* start Task material *
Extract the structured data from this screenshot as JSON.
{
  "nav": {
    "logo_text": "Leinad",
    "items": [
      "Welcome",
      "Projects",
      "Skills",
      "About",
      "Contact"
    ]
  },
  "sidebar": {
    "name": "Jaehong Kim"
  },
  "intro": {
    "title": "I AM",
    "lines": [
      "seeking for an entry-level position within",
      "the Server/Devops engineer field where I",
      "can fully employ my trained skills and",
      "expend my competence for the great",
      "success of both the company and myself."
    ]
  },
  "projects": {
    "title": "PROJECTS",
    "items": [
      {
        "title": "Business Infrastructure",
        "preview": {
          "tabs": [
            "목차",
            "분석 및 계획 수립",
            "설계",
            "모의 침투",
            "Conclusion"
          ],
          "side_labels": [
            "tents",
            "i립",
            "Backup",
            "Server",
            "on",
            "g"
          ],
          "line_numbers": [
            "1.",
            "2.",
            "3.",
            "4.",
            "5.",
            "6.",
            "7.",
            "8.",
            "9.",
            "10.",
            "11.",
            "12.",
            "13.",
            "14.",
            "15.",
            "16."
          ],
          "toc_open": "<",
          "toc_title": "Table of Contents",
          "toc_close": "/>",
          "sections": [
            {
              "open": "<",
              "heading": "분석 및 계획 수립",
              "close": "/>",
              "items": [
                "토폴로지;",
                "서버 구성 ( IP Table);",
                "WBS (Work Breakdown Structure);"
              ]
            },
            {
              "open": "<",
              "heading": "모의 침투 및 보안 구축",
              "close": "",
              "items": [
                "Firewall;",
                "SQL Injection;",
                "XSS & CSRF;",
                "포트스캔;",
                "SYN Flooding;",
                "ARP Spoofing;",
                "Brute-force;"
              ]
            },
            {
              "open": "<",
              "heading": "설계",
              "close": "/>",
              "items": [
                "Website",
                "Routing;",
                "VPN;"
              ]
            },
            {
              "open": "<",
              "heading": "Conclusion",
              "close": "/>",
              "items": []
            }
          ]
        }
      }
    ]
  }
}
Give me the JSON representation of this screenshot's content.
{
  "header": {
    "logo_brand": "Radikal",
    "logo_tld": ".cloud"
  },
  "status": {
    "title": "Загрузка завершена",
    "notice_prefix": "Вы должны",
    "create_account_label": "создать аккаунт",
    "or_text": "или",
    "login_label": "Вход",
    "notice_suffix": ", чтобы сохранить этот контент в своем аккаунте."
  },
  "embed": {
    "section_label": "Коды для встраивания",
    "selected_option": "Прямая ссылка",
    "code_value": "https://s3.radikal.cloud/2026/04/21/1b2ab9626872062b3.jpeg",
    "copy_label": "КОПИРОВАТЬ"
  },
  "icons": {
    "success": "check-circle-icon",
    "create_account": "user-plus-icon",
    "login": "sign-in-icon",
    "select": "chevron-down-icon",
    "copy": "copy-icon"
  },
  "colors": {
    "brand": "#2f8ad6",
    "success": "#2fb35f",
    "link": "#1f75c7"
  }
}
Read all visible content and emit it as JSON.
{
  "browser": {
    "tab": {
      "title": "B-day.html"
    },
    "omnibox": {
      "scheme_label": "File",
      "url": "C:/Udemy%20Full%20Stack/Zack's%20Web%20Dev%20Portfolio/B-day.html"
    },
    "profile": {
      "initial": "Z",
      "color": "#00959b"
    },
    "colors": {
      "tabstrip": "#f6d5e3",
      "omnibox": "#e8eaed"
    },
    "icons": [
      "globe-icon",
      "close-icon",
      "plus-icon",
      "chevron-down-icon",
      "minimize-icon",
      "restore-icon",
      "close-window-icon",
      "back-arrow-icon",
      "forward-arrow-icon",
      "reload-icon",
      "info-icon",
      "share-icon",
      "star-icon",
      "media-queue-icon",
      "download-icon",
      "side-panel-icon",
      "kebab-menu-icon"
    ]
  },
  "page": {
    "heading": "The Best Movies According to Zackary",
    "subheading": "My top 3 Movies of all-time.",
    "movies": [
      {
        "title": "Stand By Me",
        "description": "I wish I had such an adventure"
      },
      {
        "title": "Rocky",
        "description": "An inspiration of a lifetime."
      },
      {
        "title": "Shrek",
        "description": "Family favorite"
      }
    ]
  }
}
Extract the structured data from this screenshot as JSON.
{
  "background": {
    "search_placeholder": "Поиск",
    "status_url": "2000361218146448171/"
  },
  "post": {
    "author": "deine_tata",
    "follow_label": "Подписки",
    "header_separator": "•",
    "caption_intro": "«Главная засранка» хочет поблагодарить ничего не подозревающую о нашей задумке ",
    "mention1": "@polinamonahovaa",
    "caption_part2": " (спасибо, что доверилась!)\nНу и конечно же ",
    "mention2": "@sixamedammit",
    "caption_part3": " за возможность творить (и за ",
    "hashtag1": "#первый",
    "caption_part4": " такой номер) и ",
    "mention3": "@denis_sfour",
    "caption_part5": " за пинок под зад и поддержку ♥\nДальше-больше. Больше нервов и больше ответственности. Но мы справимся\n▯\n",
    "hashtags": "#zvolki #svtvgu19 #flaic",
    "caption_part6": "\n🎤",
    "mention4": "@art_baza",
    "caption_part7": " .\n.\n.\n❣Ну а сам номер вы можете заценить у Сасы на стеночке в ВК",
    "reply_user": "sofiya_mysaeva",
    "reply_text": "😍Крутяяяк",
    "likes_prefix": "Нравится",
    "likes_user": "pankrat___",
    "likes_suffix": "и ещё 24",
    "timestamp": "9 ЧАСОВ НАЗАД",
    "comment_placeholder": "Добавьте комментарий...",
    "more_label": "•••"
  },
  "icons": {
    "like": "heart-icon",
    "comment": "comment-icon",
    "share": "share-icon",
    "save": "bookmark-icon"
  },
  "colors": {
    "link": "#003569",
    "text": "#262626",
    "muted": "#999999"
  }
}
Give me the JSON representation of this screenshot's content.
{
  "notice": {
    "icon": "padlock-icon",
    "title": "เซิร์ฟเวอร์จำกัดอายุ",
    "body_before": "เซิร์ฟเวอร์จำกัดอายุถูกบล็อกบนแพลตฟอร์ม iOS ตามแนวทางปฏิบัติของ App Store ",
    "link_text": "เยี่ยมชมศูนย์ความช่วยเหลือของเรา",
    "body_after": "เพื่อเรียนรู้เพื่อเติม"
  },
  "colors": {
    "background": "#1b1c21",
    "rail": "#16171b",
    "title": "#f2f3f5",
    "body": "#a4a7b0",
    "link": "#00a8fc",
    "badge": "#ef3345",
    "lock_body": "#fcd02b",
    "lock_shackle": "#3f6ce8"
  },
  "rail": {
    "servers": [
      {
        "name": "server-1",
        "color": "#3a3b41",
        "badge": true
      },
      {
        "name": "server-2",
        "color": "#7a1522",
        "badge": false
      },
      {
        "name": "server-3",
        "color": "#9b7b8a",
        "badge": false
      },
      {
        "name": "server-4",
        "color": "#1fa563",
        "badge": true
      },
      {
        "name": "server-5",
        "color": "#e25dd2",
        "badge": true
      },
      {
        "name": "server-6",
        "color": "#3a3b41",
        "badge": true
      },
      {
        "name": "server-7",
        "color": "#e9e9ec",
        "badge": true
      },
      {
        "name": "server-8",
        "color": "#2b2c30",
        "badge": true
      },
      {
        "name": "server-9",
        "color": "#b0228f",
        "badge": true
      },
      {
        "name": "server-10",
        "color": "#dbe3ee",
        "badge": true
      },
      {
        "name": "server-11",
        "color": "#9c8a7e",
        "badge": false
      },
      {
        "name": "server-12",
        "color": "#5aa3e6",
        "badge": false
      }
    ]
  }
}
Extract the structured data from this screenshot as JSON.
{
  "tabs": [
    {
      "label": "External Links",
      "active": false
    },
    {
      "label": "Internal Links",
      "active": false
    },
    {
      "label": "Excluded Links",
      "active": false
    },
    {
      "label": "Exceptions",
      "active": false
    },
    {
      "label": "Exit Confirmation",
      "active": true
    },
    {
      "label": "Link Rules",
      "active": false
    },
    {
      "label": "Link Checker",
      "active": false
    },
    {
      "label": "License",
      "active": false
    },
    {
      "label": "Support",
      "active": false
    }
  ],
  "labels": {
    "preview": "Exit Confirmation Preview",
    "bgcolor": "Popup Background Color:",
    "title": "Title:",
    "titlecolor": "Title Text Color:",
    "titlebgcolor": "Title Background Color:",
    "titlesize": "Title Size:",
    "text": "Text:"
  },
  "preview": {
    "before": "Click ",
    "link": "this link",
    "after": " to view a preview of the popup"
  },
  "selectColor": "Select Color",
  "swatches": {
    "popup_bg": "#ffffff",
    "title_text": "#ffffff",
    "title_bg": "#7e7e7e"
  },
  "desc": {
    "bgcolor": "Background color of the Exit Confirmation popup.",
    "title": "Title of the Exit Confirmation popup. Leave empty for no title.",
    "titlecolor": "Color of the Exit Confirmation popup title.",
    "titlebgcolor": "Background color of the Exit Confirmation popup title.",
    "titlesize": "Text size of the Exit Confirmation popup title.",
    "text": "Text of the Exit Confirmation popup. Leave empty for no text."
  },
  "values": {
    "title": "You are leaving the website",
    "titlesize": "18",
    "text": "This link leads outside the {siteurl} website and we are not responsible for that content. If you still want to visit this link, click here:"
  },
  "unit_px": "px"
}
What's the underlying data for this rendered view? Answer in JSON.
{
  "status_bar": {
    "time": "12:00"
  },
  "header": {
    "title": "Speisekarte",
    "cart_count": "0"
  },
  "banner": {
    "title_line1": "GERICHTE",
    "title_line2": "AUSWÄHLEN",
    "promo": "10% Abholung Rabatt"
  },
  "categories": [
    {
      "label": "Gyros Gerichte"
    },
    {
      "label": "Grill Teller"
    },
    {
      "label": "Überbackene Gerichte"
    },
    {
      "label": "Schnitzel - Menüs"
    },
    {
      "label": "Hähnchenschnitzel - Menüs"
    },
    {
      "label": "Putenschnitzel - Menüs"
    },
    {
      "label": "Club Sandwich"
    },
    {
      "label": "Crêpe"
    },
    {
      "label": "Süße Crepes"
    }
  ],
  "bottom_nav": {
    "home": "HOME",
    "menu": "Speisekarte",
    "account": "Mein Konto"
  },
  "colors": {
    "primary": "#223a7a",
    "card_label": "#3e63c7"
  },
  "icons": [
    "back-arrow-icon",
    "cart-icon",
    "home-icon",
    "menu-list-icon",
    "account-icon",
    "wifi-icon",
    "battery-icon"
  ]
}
* end Task material *
Exercise:
Return all lines containing "arrow".

Exercise result:
      "back-arrow-icon",
      "forward-arrow-icon",
    "back-arrow-icon",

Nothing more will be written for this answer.